#### [INSTRUCTION]
Repeat every line of the material, character for character.

#### [SUPPLIED RECORDS]
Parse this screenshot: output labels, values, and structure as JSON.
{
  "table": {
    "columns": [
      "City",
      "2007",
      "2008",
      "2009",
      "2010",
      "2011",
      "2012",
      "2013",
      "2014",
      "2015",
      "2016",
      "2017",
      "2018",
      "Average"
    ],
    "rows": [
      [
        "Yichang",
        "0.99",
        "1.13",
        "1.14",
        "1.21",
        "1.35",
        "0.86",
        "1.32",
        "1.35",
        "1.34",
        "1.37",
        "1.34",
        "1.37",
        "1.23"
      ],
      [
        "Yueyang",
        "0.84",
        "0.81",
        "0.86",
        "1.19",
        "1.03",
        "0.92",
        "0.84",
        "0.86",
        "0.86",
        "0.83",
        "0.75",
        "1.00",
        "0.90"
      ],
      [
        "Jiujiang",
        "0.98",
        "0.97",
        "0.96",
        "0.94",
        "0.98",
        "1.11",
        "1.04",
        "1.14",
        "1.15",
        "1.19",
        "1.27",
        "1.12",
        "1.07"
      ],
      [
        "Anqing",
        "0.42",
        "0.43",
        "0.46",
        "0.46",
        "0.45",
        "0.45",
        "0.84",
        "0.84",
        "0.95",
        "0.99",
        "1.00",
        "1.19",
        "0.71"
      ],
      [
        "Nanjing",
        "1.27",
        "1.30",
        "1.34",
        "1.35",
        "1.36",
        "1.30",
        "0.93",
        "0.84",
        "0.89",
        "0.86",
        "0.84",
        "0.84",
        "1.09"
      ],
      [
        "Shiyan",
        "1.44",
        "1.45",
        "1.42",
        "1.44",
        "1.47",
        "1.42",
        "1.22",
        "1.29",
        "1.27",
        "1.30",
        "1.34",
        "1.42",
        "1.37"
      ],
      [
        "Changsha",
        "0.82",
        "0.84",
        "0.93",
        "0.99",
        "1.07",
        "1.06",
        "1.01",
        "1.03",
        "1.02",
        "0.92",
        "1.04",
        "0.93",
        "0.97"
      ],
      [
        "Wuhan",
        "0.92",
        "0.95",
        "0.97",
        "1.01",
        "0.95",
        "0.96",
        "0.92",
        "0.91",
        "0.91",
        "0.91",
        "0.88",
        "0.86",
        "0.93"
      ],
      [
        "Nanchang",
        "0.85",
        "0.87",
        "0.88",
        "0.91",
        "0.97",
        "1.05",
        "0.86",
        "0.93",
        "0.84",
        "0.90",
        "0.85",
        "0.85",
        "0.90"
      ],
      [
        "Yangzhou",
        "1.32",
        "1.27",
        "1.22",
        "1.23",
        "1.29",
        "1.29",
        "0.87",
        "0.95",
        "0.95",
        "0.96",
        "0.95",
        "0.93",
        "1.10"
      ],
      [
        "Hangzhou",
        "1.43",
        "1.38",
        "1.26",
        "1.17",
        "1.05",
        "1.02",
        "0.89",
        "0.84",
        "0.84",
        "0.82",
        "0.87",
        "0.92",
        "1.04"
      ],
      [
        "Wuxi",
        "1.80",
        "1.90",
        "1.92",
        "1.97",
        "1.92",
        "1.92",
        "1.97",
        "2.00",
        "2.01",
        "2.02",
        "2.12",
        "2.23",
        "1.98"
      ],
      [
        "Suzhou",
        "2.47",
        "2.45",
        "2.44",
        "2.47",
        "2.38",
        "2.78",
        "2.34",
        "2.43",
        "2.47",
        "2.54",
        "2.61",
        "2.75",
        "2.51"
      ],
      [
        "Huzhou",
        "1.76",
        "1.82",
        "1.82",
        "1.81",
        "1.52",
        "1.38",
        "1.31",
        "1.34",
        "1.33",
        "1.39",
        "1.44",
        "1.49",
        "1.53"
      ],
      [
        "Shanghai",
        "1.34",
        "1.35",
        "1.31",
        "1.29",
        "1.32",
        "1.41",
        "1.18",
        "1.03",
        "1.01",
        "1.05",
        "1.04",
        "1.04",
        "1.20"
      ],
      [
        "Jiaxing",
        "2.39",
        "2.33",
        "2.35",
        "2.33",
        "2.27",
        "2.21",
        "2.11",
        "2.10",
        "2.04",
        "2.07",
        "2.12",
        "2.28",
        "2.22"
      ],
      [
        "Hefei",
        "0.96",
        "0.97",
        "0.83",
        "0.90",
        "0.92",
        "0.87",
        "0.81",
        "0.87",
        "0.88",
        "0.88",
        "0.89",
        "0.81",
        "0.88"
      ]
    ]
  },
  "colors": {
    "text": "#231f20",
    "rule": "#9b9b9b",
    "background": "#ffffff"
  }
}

#### [FINISHED ANSWER]
Parse this screenshot: output labels, values, and structure as JSON.
{
  "table": {
    "columns": [
      "City",
      "2007",
      "2008",
      "2009",
      "2010",
      "2011",
      "2012",
      "2013",
      "2014",
      "2015",
      "2016",
      "2017",
      "2018",
      "Average"
    ],
    "rows": [
      [
        "Yichang",
        "0.99",
        "1.13",
        "1.14",
        "1.21",
        "1.35",
        "0.86",
        "1.32",
        "1.35",
        "1.34",
        "1.37",
        "1.34",
        "1.37",
        "1.23"
      ],
      [
        "Yueyang",
        "0.84",
        "0.81",
        "0.86",
        "1.19",
        "1.03",
        "0.92",
        "0.84",
        "0.86",
        "0.86",
        "0.83",
        "0.75",
        "1.00",
        "0.90"
      ],
      [
        "Jiujiang",
        "0.98",
        "0.97",
        "0.96",
        "0.94",
        "0.98",
        "1.11",
        "1.04",
        "1.14",
        "1.15",
        "1.19",
        "1.27",
        "1.12",
        "1.07"
      ],
      [
        "Anqing",
        "0.42",
        "0.43",
        "0.46",
        "0.46",
        "0.45",
        "0.45",
        "0.84",
        "0.84",
        "0.95",
        "0.99",
        "1.00",
        "1.19",
        "0.71"
      ],
      [
        "Nanjing",
        "1.27",
        "1.30",
        "1.34",
        "1.35",
        "1.36",
        "1.30",
        "0.93",
        "0.84",
        "0.89",
        "0.86",
        "0.84",
        "0.84",
        "1.09"
      ],
      [
        "Shiyan",
        "1.44",
        "1.45",
        "1.42",
        "1.44",
        "1.47",
        "1.42",
        "1.22",
        "1.29",
        "1.27",
        "1.30",
        "1.34",
        "1.42",
        "1.37"
      ],
      [
        "Changsha",
        "0.82",
        "0.84",
        "0.93",
        "0.99",
        "1.07",
        "1.06",
        "1.01",
        "1.03",
        "1.02",
        "0.92",
        "1.04",
        "0.93",
        "0.97"
      ],
      [
        "Wuhan",
        "0.92",
        "0.95",
        "0.97",
        "1.01",
        "0.95",
        "0.96",
        "0.92",
        "0.91",
        "0.91",
        "0.91",
        "0.88",
        "0.86",
        "0.93"
      ],
      [
        "Nanchang",
        "0.85",
        "0.87",
        "0.88",
        "0.91",
        "0.97",
        "1.05",
        "0.86",
        "0.93",
        "0.84",
        "0.90",
        "0.85",
        "0.85",
        "0.90"
      ],
      [
        "Yangzhou",
        "1.32",
        "1.27",
        "1.22",
        "1.23",
        "1.29",
        "1.29",
        "0.87",
        "0.95",
        "0.95",
        "0.96",
        "0.95",
        "0.93",
        "1.10"
      ],
      [
        "Hangzhou",
        "1.43",
        "1.38",
        "1.26",
        "1.17",
        "1.05",
        "1.02",
        "0.89",
        "0.84",
        "0.84",
        "0.82",
        "0.87",
        "0.92",
        "1.04"
      ],
      [
        "Wuxi",
        "1.80",
        "1.90",
        "1.92",
        "1.97",
        "1.92",
        "1.92",
        "1.97",
        "2.00",
        "2.01",
        "2.02",
        "2.12",
        "2.23",
        "1.98"
      ],
      [
        "Suzhou",
        "2.47",
        "2.45",
        "2.44",
        "2.47",
        "2.38",
        "2.78",
        "2.34",
        "2.43",
        "2.47",
        "2.54",
        "2.61",
        "2.75",
        "2.51"
      ],
      [
        "Huzhou",
        "1.76",
        "1.82",
        "1.82",
        "1.81",
        "1.52",
        "1.38",
        "1.31",
        "1.34",
        "1.33",
        "1.39",
        "1.44",
        "1.49",
        "1.53"
      ],
      [
        "Shanghai",
        "1.34",
        "1.35",
        "1.31",
        "1.29",
        "1.32",
        "1.41",
        "1.18",
        "1.03",
        "1.01",
        "1.05",
        "1.04",
        "1.04",
        "1.20"
      ],
      [
        "Jiaxing",
        "2.39",
        "2.33",
        "2.35",
        "2.33",
        "2.27",
        "2.21",
        "2.11",
        "2.10",
        "2.04",
        "2.07",
        "2.12",
        "2.28",
        "2.22"
      ],
      [
        "Hefei",
        "0.96",
        "0.97",
        "0.83",
        "0.90",
        "0.92",
        "0.87",
        "0.81",
        "0.87",
        "0.88",
        "0.88",
        "0.89",
        "0.81",
        "0.88"
      ]
    ]
  },
  "colors": {
    "text": "#231f20",
    "rule": "#9b9b9b",
    "background": "#ffffff"
  }
}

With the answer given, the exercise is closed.